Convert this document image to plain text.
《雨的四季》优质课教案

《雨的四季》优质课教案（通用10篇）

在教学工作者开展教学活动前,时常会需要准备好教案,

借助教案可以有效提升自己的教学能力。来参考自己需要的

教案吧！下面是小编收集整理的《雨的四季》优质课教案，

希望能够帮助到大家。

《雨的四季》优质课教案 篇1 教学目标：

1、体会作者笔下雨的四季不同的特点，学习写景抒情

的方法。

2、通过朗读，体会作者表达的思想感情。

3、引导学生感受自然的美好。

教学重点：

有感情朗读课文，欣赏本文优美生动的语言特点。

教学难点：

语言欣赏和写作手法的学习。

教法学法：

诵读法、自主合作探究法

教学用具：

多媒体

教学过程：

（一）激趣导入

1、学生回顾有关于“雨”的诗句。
──────────────────────────────
Copy each line in the data that holds the word "优质课教案".

《雨的四季》优质课教案
《雨的四季》优质课教案（通用10篇）
教案吧！下面是小编收集整理的《雨的四季》优质课教案，
《雨的四季》优质课教案 篇1 教学目标：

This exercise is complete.